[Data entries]
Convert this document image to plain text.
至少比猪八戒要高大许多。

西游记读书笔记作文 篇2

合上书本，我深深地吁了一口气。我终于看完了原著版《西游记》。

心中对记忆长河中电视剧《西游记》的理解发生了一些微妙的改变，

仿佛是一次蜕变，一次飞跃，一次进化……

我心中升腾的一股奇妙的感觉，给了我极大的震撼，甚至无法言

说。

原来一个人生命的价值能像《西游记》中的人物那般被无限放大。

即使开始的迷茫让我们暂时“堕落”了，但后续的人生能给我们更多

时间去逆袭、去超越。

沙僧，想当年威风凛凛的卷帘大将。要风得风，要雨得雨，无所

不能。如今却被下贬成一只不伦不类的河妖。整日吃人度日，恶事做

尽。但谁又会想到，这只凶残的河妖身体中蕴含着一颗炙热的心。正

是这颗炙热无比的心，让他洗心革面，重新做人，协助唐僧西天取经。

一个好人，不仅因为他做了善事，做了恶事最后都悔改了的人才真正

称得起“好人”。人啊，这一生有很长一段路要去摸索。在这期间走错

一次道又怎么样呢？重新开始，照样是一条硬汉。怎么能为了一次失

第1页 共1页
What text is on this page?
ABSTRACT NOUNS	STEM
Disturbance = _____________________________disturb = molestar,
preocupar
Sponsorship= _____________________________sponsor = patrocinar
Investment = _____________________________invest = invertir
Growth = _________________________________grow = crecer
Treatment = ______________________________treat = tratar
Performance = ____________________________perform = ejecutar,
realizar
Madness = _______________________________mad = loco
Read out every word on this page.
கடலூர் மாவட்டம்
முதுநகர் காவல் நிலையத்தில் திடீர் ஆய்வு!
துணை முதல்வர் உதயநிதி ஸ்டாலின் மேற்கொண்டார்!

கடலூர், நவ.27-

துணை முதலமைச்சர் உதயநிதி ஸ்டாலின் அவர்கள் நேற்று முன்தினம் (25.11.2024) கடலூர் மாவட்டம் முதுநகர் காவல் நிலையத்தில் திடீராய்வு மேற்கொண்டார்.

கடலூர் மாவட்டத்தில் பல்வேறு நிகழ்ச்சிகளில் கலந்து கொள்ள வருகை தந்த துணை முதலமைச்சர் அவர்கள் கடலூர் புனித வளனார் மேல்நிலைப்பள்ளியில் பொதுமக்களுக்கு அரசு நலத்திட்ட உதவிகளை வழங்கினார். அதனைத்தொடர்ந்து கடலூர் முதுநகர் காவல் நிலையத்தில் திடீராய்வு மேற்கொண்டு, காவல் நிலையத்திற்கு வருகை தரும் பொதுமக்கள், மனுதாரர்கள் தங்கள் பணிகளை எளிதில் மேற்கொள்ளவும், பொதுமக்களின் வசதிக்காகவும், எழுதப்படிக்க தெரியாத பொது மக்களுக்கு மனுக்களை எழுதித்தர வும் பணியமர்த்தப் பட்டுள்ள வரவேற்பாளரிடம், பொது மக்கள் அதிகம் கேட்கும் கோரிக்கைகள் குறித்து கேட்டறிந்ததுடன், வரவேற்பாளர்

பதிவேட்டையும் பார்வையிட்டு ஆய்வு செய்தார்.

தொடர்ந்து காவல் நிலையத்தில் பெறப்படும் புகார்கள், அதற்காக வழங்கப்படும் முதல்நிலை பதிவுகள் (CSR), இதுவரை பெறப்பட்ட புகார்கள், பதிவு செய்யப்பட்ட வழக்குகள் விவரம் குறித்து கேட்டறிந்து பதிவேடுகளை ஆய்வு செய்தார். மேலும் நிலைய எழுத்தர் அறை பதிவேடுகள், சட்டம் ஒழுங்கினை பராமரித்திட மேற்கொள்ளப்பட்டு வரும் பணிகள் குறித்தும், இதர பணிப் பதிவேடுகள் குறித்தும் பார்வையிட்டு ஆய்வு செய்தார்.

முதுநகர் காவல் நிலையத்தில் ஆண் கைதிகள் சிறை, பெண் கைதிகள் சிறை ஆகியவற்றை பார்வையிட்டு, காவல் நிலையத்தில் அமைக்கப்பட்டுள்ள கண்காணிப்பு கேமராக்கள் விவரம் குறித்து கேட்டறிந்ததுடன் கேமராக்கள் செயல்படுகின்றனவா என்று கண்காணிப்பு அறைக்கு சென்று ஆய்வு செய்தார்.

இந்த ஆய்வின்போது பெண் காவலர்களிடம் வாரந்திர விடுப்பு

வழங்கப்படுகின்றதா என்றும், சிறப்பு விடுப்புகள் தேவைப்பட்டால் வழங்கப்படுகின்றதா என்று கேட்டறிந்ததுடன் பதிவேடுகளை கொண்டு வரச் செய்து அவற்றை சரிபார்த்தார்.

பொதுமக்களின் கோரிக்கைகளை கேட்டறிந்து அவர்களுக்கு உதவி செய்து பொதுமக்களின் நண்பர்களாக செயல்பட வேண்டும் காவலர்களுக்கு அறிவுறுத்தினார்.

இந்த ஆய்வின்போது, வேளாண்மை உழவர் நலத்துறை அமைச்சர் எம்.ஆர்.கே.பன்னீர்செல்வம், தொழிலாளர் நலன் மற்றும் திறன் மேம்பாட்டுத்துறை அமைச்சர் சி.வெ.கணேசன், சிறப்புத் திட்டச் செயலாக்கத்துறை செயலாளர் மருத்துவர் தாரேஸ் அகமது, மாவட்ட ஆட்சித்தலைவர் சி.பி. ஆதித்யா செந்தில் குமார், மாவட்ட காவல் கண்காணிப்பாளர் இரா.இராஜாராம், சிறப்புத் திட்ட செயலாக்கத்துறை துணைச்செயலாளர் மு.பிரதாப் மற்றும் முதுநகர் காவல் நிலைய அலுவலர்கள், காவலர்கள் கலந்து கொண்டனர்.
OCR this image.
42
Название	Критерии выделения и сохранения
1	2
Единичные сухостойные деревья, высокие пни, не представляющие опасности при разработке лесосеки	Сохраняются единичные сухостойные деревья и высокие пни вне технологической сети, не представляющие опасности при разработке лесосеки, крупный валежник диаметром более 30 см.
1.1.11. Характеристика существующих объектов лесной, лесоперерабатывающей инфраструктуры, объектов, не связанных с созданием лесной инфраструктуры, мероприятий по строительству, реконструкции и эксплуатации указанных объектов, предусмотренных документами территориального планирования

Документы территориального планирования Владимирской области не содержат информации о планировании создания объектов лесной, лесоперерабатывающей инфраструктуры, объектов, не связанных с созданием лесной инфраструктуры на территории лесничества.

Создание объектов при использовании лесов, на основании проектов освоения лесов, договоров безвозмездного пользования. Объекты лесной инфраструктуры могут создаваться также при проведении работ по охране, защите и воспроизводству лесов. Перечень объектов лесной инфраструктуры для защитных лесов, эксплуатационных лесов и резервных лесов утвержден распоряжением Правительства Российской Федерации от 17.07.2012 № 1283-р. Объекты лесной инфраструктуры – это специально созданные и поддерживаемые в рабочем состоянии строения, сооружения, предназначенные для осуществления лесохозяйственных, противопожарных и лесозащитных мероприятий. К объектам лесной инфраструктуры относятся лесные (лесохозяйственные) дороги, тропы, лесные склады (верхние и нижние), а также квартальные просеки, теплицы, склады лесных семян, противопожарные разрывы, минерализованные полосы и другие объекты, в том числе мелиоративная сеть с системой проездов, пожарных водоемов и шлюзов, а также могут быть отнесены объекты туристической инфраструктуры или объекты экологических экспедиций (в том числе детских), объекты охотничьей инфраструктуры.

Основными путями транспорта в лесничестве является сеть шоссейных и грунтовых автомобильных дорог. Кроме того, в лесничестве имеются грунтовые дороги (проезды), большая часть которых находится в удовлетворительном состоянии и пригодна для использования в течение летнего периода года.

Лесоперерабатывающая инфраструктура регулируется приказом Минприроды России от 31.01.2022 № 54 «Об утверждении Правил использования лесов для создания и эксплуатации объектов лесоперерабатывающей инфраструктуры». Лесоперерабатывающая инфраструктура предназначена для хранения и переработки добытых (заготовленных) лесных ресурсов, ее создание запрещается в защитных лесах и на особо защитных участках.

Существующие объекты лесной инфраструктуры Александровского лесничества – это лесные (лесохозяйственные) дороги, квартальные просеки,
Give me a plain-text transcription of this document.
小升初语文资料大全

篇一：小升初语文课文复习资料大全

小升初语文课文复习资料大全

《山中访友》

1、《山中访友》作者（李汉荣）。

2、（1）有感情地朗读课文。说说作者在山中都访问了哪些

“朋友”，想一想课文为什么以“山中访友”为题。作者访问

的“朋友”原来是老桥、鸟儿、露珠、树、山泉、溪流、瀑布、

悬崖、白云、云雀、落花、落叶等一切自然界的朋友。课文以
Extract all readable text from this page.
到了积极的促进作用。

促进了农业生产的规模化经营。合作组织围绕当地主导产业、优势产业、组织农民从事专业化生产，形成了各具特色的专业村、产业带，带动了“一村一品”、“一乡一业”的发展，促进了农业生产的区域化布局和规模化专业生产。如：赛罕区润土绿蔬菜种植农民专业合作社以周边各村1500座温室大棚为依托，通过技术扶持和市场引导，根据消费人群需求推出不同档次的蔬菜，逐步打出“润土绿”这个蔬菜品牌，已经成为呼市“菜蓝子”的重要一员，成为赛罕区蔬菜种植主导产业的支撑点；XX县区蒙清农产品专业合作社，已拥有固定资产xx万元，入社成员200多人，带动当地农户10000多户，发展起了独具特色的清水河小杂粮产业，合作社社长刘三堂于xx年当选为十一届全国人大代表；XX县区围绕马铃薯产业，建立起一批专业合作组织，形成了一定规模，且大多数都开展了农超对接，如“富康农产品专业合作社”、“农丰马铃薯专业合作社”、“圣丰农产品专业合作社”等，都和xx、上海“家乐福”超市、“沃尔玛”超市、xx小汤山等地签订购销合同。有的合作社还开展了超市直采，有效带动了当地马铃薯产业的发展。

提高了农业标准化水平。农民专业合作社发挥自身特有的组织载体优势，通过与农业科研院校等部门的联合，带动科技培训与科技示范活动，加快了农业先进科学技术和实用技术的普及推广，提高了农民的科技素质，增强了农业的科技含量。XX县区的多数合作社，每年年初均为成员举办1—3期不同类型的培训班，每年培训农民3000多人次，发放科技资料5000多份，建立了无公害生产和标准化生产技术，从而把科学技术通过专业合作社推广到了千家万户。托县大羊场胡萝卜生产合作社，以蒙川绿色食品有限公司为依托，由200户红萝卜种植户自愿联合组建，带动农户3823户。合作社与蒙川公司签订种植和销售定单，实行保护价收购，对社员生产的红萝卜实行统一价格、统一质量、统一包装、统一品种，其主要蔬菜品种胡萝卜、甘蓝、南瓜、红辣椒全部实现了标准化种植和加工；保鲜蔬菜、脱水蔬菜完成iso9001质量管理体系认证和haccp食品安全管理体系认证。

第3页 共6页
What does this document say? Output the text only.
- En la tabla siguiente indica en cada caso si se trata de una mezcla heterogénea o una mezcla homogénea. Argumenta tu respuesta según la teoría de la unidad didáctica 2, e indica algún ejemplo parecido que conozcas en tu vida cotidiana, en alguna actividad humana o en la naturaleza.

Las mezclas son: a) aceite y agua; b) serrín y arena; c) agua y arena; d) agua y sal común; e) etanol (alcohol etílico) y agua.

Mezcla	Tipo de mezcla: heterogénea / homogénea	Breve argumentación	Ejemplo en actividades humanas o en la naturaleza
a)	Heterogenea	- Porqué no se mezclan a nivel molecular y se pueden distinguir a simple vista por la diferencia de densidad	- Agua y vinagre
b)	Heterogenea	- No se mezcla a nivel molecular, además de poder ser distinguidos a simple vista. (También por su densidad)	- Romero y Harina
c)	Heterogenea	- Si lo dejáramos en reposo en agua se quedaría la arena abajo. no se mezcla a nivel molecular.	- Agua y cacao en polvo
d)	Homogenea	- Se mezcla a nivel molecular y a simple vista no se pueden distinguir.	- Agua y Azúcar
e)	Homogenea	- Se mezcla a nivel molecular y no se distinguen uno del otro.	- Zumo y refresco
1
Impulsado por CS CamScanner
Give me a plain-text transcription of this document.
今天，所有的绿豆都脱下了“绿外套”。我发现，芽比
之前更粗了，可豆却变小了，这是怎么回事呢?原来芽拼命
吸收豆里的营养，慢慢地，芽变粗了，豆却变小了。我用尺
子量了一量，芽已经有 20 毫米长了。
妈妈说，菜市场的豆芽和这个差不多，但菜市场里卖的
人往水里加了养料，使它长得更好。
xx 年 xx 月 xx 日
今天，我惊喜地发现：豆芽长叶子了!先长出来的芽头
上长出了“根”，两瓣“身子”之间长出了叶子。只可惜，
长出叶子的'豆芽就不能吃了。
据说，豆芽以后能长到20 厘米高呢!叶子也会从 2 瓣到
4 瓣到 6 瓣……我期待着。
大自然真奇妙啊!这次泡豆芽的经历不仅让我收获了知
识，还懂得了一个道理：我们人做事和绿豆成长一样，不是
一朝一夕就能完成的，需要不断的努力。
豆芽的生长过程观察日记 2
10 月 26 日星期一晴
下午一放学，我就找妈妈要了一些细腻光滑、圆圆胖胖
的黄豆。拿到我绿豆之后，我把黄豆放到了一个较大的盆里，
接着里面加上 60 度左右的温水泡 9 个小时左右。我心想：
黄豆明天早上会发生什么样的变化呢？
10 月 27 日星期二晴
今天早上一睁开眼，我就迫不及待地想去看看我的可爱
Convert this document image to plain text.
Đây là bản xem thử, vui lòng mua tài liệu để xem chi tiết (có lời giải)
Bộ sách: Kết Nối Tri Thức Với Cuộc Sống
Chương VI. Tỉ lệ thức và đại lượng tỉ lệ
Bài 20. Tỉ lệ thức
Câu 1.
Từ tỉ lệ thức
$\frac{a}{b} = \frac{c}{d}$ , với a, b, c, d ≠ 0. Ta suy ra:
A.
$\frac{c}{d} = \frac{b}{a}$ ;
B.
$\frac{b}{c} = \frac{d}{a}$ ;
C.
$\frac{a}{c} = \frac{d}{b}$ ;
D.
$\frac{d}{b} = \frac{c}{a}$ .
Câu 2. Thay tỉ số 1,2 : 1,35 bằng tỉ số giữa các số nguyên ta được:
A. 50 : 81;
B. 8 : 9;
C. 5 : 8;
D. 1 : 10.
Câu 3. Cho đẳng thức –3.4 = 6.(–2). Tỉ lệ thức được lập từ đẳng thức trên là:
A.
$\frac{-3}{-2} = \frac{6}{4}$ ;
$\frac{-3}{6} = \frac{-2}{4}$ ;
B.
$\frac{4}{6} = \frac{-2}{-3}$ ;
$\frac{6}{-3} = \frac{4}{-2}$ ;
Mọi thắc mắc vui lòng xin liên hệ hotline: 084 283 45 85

*Exercise description*. From the data above, copy each line that holds "созданием".

*Worked answer*.
1.1.11. Характеристика существующих объектов лесной, лесоперерабатывающей инфраструктуры, объектов, не связанных с созданием лесной инфраструктуры, мероприятий по строительству, реконструкции и эксплуатации указанных объектов, предусмотренных документами территориального планирования
Документы территориального планирования Владимирской области не содержат информации о планировании создания объектов лесной, лесоперерабатывающей инфраструктуры, объектов, не связанных с созданием лесной инфраструктуры на территории лесничества.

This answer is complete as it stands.